**What to produce**
Reproduce the material exactly, omitting nothing.

[Records from a dataset]

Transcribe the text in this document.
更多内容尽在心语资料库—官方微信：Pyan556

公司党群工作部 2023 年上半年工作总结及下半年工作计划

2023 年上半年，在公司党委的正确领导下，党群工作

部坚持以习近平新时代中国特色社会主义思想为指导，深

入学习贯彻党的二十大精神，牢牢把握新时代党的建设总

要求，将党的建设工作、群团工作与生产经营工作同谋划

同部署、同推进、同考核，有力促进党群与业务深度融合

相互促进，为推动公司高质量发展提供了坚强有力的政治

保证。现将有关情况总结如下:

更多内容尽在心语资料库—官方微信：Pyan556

**Exercise answer**
Transcribe the text in this document.
更多内容尽在心语资料库—官方微信：Pyan556

公司党群工作部 2023 年上半年工作总结及下半年工作计划

2023 年上半年，在公司党委的正确领导下，党群工作

部坚持以习近平新时代中国特色社会主义思想为指导，深

入学习贯彻党的二十大精神，牢牢把握新时代党的建设总

要求，将党的建设工作、群团工作与生产经营工作同谋划

同部署、同推进、同考核，有力促进党群与业务深度融合

相互促进，为推动公司高质量发展提供了坚强有力的政治

保证。现将有关情况总结如下:

更多内容尽在心语资料库—官方微信：Pyan556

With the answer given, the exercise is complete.